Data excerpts
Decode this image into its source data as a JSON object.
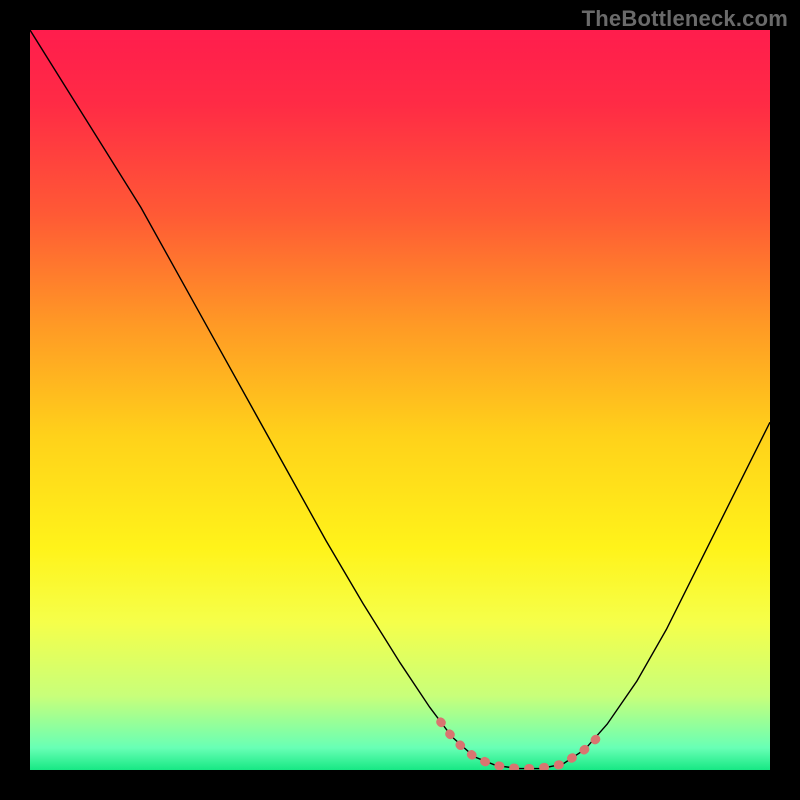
{
  "watermark": "TheBottleneck.com",
  "chart_data": {
    "type": "line",
    "title": "",
    "xlabel": "",
    "ylabel": "",
    "xlim": [
      0,
      100
    ],
    "ylim": [
      0,
      100
    ],
    "background_gradient": {
      "stops": [
        {
          "offset": 0.0,
          "color": "#ff1d4d"
        },
        {
          "offset": 0.1,
          "color": "#ff2b45"
        },
        {
          "offset": 0.25,
          "color": "#ff5a35"
        },
        {
          "offset": 0.4,
          "color": "#ff9a25"
        },
        {
          "offset": 0.55,
          "color": "#ffd21a"
        },
        {
          "offset": 0.7,
          "color": "#fff31a"
        },
        {
          "offset": 0.8,
          "color": "#f5ff4a"
        },
        {
          "offset": 0.9,
          "color": "#c8ff7a"
        },
        {
          "offset": 0.97,
          "color": "#68ffb5"
        },
        {
          "offset": 1.0,
          "color": "#17e884"
        }
      ]
    },
    "series": [
      {
        "name": "curve",
        "color": "#000000",
        "width": 1.4,
        "points": [
          {
            "x": 0.0,
            "y": 100.0
          },
          {
            "x": 5.0,
            "y": 92.0
          },
          {
            "x": 10.0,
            "y": 84.0
          },
          {
            "x": 15.0,
            "y": 76.0
          },
          {
            "x": 20.0,
            "y": 67.0
          },
          {
            "x": 25.0,
            "y": 58.0
          },
          {
            "x": 30.0,
            "y": 49.0
          },
          {
            "x": 35.0,
            "y": 40.0
          },
          {
            "x": 40.0,
            "y": 31.0
          },
          {
            "x": 45.0,
            "y": 22.5
          },
          {
            "x": 50.0,
            "y": 14.5
          },
          {
            "x": 54.0,
            "y": 8.5
          },
          {
            "x": 57.0,
            "y": 4.5
          },
          {
            "x": 60.0,
            "y": 1.8
          },
          {
            "x": 63.0,
            "y": 0.6
          },
          {
            "x": 66.0,
            "y": 0.2
          },
          {
            "x": 69.0,
            "y": 0.2
          },
          {
            "x": 72.0,
            "y": 0.8
          },
          {
            "x": 75.0,
            "y": 2.8
          },
          {
            "x": 78.0,
            "y": 6.2
          },
          {
            "x": 82.0,
            "y": 12.0
          },
          {
            "x": 86.0,
            "y": 19.0
          },
          {
            "x": 90.0,
            "y": 27.0
          },
          {
            "x": 95.0,
            "y": 37.0
          },
          {
            "x": 100.0,
            "y": 47.0
          }
        ]
      },
      {
        "name": "highlight",
        "color": "#d97570",
        "width": 9.0,
        "dash": "1 14",
        "linecap": "round",
        "points": [
          {
            "x": 55.5,
            "y": 6.5
          },
          {
            "x": 57.0,
            "y": 4.5
          },
          {
            "x": 58.5,
            "y": 3.0
          },
          {
            "x": 60.0,
            "y": 1.8
          },
          {
            "x": 62.0,
            "y": 0.9
          },
          {
            "x": 64.0,
            "y": 0.4
          },
          {
            "x": 66.0,
            "y": 0.2
          },
          {
            "x": 68.0,
            "y": 0.2
          },
          {
            "x": 70.0,
            "y": 0.4
          },
          {
            "x": 72.0,
            "y": 0.8
          },
          {
            "x": 73.5,
            "y": 1.8
          },
          {
            "x": 75.0,
            "y": 2.8
          },
          {
            "x": 76.5,
            "y": 4.2
          }
        ]
      }
    ]
  }
}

◆ Task to complete
List all lines where "color" occurs.

◆ Written answer
          "color": "#ff1d4d"
          "color": "#ff2b45"
          "color": "#ff5a35"
          "color": "#ff9a25"
          "color": "#ffd21a"
          "color": "#fff31a"
          "color": "#f5ff4a"
          "color": "#c8ff7a"
          "color": "#68ffb5"
          "color": "#17e884"
        "color": "#000000",
        "color": "#d97570",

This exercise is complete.